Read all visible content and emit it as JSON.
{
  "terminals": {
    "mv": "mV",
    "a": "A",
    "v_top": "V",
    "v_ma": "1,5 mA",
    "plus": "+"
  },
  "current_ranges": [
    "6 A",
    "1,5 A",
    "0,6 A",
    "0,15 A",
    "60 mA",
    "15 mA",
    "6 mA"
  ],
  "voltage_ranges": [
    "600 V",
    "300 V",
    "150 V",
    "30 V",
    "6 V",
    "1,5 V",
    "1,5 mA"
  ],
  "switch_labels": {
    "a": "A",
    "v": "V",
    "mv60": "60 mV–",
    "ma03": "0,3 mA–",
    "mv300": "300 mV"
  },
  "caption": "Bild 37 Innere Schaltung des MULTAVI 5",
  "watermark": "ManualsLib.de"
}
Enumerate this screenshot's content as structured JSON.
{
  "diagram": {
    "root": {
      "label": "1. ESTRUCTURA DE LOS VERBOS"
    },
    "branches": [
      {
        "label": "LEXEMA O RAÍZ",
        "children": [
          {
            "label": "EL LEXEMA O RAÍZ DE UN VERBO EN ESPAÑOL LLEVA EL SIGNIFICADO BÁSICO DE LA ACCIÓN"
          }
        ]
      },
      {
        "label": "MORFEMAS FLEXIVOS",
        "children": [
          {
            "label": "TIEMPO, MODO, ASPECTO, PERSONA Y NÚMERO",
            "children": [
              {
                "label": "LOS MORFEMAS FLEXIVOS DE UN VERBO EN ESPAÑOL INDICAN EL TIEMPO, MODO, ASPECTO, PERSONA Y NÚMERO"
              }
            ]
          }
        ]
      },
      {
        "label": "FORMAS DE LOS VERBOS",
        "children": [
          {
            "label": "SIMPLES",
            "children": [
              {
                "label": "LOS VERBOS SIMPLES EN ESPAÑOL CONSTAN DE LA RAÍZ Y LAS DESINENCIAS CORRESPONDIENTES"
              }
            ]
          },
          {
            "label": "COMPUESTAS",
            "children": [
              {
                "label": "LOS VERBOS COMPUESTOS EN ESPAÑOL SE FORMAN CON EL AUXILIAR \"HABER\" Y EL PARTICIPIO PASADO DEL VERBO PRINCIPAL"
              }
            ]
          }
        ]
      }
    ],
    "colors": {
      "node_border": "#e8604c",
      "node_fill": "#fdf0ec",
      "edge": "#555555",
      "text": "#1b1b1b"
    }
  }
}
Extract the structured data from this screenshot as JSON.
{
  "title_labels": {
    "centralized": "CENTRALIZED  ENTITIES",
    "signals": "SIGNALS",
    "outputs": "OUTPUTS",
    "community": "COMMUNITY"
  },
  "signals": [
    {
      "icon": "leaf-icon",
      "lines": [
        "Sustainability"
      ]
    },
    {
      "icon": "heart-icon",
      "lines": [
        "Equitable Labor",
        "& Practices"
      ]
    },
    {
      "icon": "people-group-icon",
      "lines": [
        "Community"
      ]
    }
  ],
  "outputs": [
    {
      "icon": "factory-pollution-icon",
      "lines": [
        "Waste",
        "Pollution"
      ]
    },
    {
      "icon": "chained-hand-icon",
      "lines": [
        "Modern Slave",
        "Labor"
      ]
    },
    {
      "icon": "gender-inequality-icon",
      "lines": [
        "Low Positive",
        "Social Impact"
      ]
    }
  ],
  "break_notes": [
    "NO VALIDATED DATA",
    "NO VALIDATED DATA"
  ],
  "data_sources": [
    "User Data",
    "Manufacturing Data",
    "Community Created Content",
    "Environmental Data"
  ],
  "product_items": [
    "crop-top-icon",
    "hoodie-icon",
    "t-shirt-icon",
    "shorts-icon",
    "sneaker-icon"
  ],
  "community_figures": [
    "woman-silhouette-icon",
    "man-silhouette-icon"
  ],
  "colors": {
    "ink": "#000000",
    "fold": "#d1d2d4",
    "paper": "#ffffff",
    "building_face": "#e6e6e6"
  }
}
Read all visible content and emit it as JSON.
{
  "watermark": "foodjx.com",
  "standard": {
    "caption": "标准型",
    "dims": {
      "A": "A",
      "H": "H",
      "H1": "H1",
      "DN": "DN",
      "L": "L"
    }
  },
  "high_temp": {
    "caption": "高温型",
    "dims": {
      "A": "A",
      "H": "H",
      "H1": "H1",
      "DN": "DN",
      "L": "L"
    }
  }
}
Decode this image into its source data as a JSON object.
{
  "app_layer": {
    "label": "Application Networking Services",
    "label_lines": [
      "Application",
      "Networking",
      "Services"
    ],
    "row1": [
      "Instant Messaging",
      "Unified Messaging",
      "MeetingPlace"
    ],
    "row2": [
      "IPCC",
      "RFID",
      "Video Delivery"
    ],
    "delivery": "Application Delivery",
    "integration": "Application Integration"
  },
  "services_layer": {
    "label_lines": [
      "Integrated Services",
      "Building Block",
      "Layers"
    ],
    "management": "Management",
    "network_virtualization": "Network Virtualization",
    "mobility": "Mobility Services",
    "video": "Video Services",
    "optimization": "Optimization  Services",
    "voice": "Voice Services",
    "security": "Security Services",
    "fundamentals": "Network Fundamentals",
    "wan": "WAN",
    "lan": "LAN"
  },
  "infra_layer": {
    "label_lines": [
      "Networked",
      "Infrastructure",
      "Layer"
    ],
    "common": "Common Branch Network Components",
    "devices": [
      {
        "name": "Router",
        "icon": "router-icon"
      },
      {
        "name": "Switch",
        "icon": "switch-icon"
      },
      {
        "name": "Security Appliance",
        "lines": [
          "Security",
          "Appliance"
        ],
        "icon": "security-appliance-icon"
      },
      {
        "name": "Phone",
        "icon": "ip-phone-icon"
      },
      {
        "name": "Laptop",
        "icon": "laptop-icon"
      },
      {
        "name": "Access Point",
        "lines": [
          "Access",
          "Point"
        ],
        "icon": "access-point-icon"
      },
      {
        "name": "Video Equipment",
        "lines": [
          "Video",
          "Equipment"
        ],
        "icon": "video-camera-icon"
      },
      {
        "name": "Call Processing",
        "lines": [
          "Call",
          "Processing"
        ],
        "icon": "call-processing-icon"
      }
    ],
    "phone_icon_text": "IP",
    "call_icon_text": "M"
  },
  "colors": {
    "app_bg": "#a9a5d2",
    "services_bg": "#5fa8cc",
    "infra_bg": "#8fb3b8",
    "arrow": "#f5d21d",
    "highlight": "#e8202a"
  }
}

━━━━━━

* [Short problem]: Quote every record above exactly.

* [Exercise output]:
Read all visible content and emit it as JSON.
{
  "terminals": {
    "mv": "mV",
    "a": "A",
    "v_top": "V",
    "v_ma": "1,5 mA",
    "plus": "+"
  },
  "current_ranges": [
    "6 A",
    "1,5 A",
    "0,6 A",
    "0,15 A",
    "60 mA",
    "15 mA",
    "6 mA"
  ],
  "voltage_ranges": [
    "600 V",
    "300 V",
    "150 V",
    "30 V",
    "6 V",
    "1,5 V",
    "1,5 mA"
  ],
  "switch_labels": {
    "a": "A",
    "v": "V",
    "mv60": "60 mV–",
    "ma03": "0,3 mA–",
    "mv300": "300 mV"
  },
  "caption": "Bild 37 Innere Schaltung des MULTAVI 5",
  "watermark": "ManualsLib.de"
}
Enumerate this screenshot's content as structured JSON.
{
  "diagram": {
    "root": {
      "label": "1. ESTRUCTURA DE LOS VERBOS"
    },
    "branches": [
      {
        "label": "LEXEMA O RAÍZ",
        "children": [
          {
            "label": "EL LEXEMA O RAÍZ DE UN VERBO EN ESPAÑOL LLEVA EL SIGNIFICADO BÁSICO DE LA ACCIÓN"
          }
        ]
      },
      {
        "label": "MORFEMAS FLEXIVOS",
        "children": [
          {
            "label": "TIEMPO, MODO, ASPECTO, PERSONA Y NÚMERO",
            "children": [
              {
                "label": "LOS MORFEMAS FLEXIVOS DE UN VERBO EN ESPAÑOL INDICAN EL TIEMPO, MODO, ASPECTO, PERSONA Y NÚMERO"
              }
            ]
          }
        ]
      },
      {
        "label": "FORMAS DE LOS VERBOS",
        "children": [
          {
            "label": "SIMPLES",
            "children": [
              {
                "label": "LOS VERBOS SIMPLES EN ESPAÑOL CONSTAN DE LA RAÍZ Y LAS DESINENCIAS CORRESPONDIENTES"
              }
            ]
          },
          {
            "label": "COMPUESTAS",
            "children": [
              {
                "label": "LOS VERBOS COMPUESTOS EN ESPAÑOL SE FORMAN CON EL AUXILIAR \"HABER\" Y EL PARTICIPIO PASADO DEL VERBO PRINCIPAL"
              }
            ]
          }
        ]
      }
    ],
    "colors": {
      "node_border": "#e8604c",
      "node_fill": "#fdf0ec",
      "edge": "#555555",
      "text": "#1b1b1b"
    }
  }
}
Extract the structured data from this screenshot as JSON.
{
  "title_labels": {
    "centralized": "CENTRALIZED  ENTITIES",
    "signals": "SIGNALS",
    "outputs": "OUTPUTS",
    "community": "COMMUNITY"
  },
  "signals": [
    {
      "icon": "leaf-icon",
      "lines": [
        "Sustainability"
      ]
    },
    {
      "icon": "heart-icon",
      "lines": [
        "Equitable Labor",
        "& Practices"
      ]
    },
    {
      "icon": "people-group-icon",
      "lines": [
        "Community"
      ]
    }
  ],
  "outputs": [
    {
      "icon": "factory-pollution-icon",
      "lines": [
        "Waste",
        "Pollution"
      ]
    },
    {
      "icon": "chained-hand-icon",
      "lines": [
        "Modern Slave",
        "Labor"
      ]
    },
    {
      "icon": "gender-inequality-icon",
      "lines": [
        "Low Positive",
        "Social Impact"
      ]
    }
  ],
  "break_notes": [
    "NO VALIDATED DATA",
    "NO VALIDATED DATA"
  ],
  "data_sources": [
    "User Data",
    "Manufacturing Data",
    "Community Created Content",
    "Environmental Data"
  ],
  "product_items": [
    "crop-top-icon",
    "hoodie-icon",
    "t-shirt-icon",
    "shorts-icon",
    "sneaker-icon"
  ],
  "community_figures": [
    "woman-silhouette-icon",
    "man-silhouette-icon"
  ],
  "colors": {
    "ink": "#000000",
    "fold": "#d1d2d4",
    "paper": "#ffffff",
    "building_face": "#e6e6e6"
  }
}
Read all visible content and emit it as JSON.
{
  "watermark": "foodjx.com",
  "standard": {
    "caption": "标准型",
    "dims": {
      "A": "A",
      "H": "H",
      "H1": "H1",
      "DN": "DN",
      "L": "L"
    }
  },
  "high_temp": {
    "caption": "高温型",
    "dims": {
      "A": "A",
      "H": "H",
      "H1": "H1",
      "DN": "DN",
      "L": "L"
    }
  }
}
Decode this image into its source data as a JSON object.
{
  "app_layer": {
    "label": "Application Networking Services",
    "label_lines": [
      "Application",
      "Networking",
      "Services"
    ],
    "row1": [
      "Instant Messaging",
      "Unified Messaging",
      "MeetingPlace"
    ],
    "row2": [
      "IPCC",
      "RFID",
      "Video Delivery"
    ],
    "delivery": "Application Delivery",
    "integration": "Application Integration"
  },
  "services_layer": {
    "label_lines": [
      "Integrated Services",
      "Building Block",
      "Layers"
    ],
    "management": "Management",
    "network_virtualization": "Network Virtualization",
    "mobility": "Mobility Services",
    "video": "Video Services",
    "optimization": "Optimization  Services",
    "voice": "Voice Services",
    "security": "Security Services",
    "fundamentals": "Network Fundamentals",
    "wan": "WAN",
    "lan": "LAN"
  },
  "infra_layer": {
    "label_lines": [
      "Networked",
      "Infrastructure",
      "Layer"
    ],
    "common": "Common Branch Network Components",
    "devices": [
      {
        "name": "Router",
        "icon": "router-icon"
      },
      {
        "name": "Switch",
        "icon": "switch-icon"
      },
      {
        "name": "Security Appliance",
        "lines": [
          "Security",
          "Appliance"
        ],
        "icon": "security-appliance-icon"
      },
      {
        "name": "Phone",
        "icon": "ip-phone-icon"
      },
      {
        "name": "Laptop",
        "icon": "laptop-icon"
      },
      {
        "name": "Access Point",
        "lines": [
          "Access",
          "Point"
        ],
        "icon": "access-point-icon"
      },
      {
        "name": "Video Equipment",
        "lines": [
          "Video",
          "Equipment"
        ],
        "icon": "video-camera-icon"
      },
      {
        "name": "Call Processing",
        "lines": [
          "Call",
          "Processing"
        ],
        "icon": "call-processing-icon"
      }
    ],
    "phone_icon_text": "IP",
    "call_icon_text": "M"
  },
  "colors": {
    "app_bg": "#a9a5d2",
    "services_bg": "#5fa8cc",
    "infra_bg": "#8fb3b8",
    "arrow": "#f5d21d",
    "highlight": "#e8202a"
  }
}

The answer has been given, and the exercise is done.